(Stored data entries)

=-=-=

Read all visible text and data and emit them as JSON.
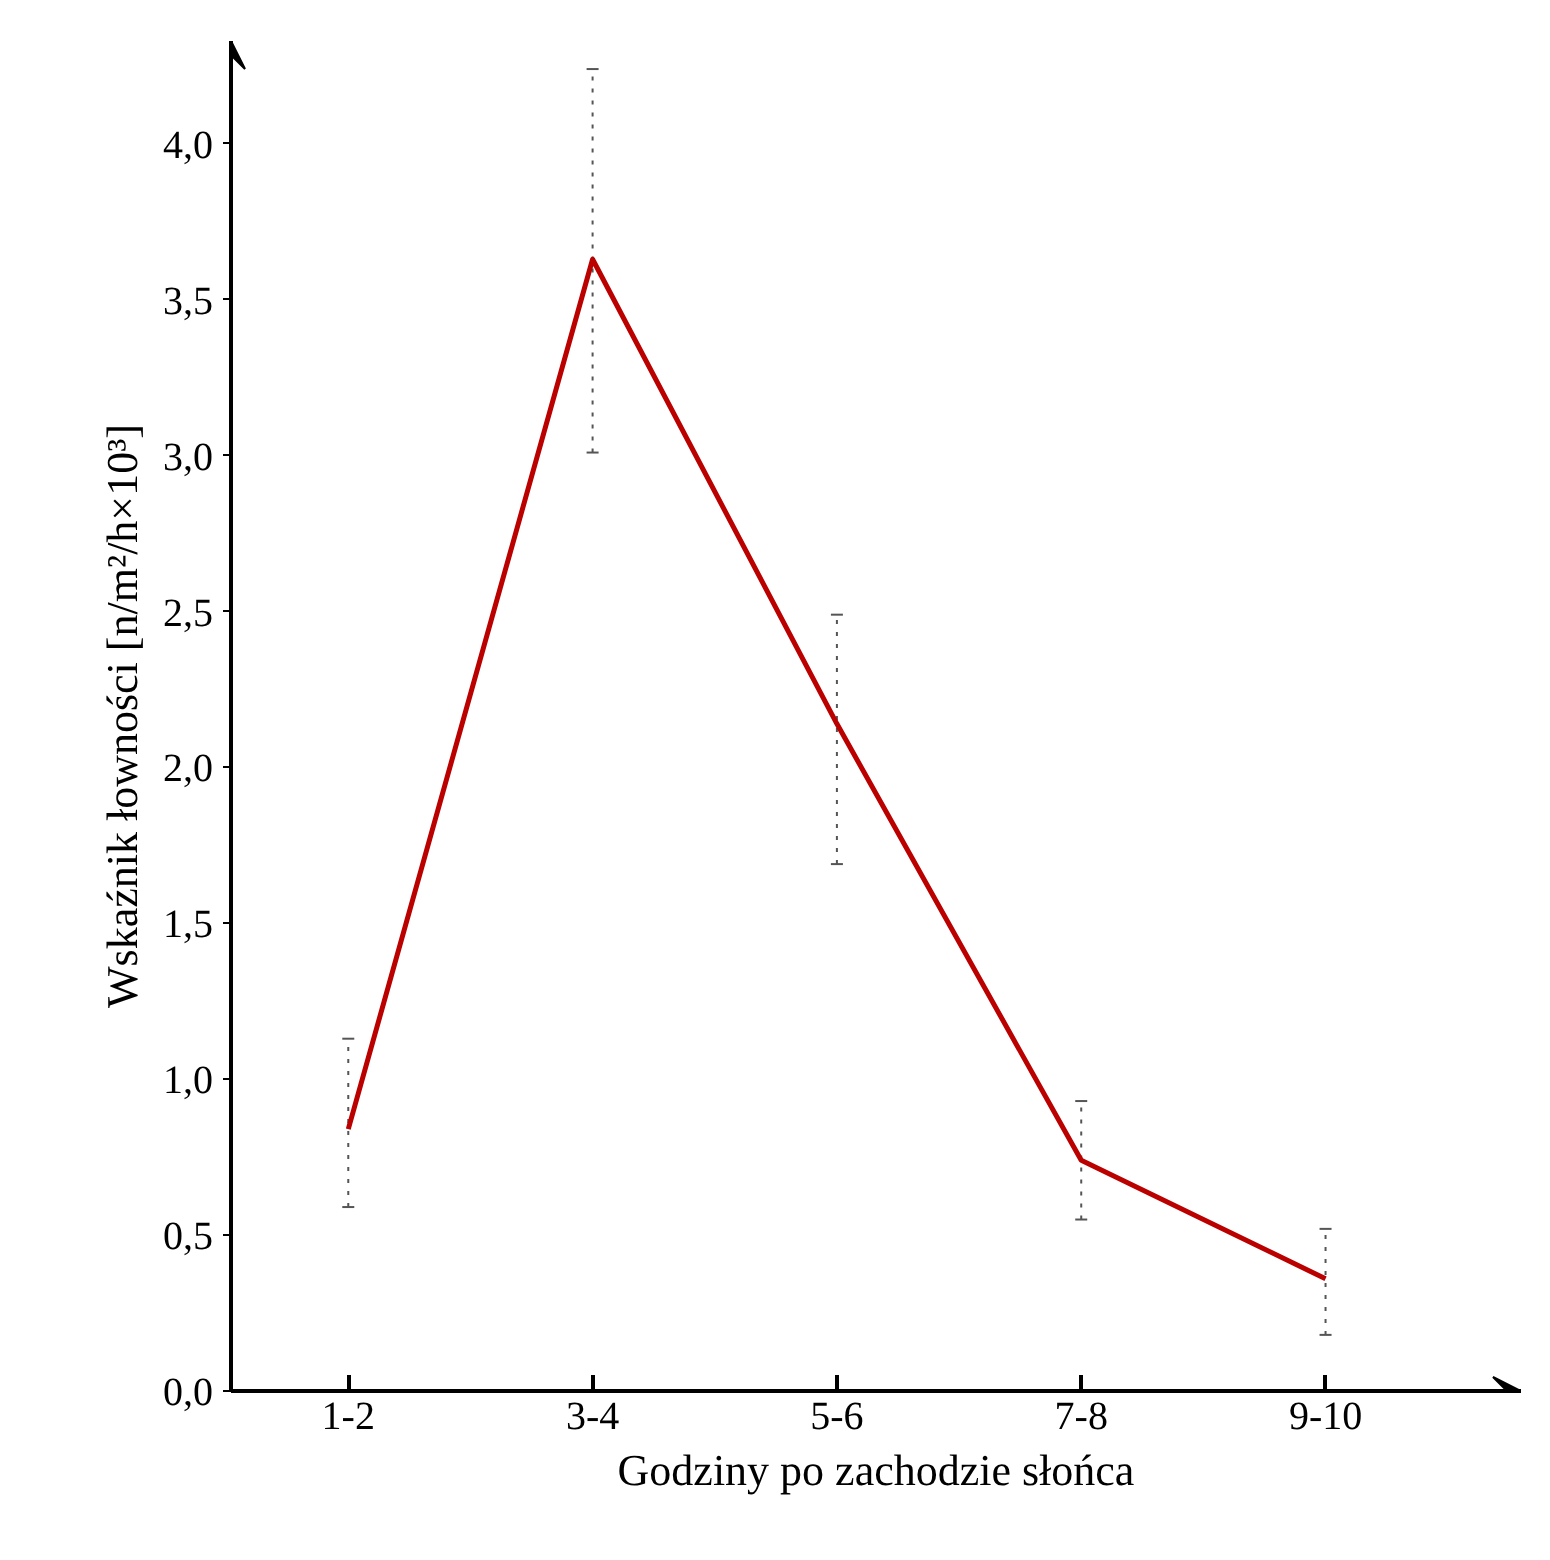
{
  "chart_data": {
    "type": "line",
    "xlabel": "Godziny po zachodzie słońca",
    "ylabel": "Wskaźnik łowności [n/m²/h×10³]",
    "categories": [
      "1-2",
      "3-4",
      "5-6",
      "7-8",
      "9-10"
    ],
    "series": [
      {
        "color": "#bb0000",
        "values": [
          0.84,
          3.63,
          2.14,
          0.74,
          0.36
        ],
        "errors": [
          [
            0.59,
            1.13
          ],
          [
            3.01,
            4.24
          ],
          [
            1.69,
            2.49
          ],
          [
            0.55,
            0.93
          ],
          [
            0.18,
            0.52
          ]
        ]
      }
    ],
    "ylim": [
      0,
      4.33
    ],
    "yticks": [
      {
        "value": 0,
        "label": "0,0"
      },
      {
        "value": 0.5,
        "label": "0,5"
      },
      {
        "value": 1,
        "label": "1,0"
      },
      {
        "value": 1.5,
        "label": "1,5"
      },
      {
        "value": 2,
        "label": "2,0"
      },
      {
        "value": 2.5,
        "label": "2,5"
      },
      {
        "value": 3,
        "label": "3,0"
      },
      {
        "value": 3.5,
        "label": "3,5"
      },
      {
        "value": 4,
        "label": "4,0"
      }
    ],
    "grid": false,
    "marker": "none",
    "line_style": "solid"
  }
}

=-=-=

TASK INSTRUCTIONS:
Copy the records word for word, leaving no picture in the copy.

WORKED SOLUTION:
Read all visible text and data and emit them as JSON.
{
  "chart_data": {
    "type": "line",
    "xlabel": "Godziny po zachodzie słońca",
    "ylabel": "Wskaźnik łowności [n/m²/h×10³]",
    "categories": [
      "1-2",
      "3-4",
      "5-6",
      "7-8",
      "9-10"
    ],
    "series": [
      {
        "color": "#bb0000",
        "values": [
          0.84,
          3.63,
          2.14,
          0.74,
          0.36
        ],
        "errors": [
          [
            0.59,
            1.13
          ],
          [
            3.01,
            4.24
          ],
          [
            1.69,
            2.49
          ],
          [
            0.55,
            0.93
          ],
          [
            0.18,
            0.52
          ]
        ]
      }
    ],
    "ylim": [
      0,
      4.33
    ],
    "yticks": [
      {
        "value": 0,
        "label": "0,0"
      },
      {
        "value": 0.5,
        "label": "0,5"
      },
      {
        "value": 1,
        "label": "1,0"
      },
      {
        "value": 1.5,
        "label": "1,5"
      },
      {
        "value": 2,
        "label": "2,0"
      },
      {
        "value": 2.5,
        "label": "2,5"
      },
      {
        "value": 3,
        "label": "3,0"
      },
      {
        "value": 3.5,
        "label": "3,5"
      },
      {
        "value": 4,
        "label": "4,0"
      }
    ],
    "grid": false,
    "marker": "none",
    "line_style": "solid"
  }
}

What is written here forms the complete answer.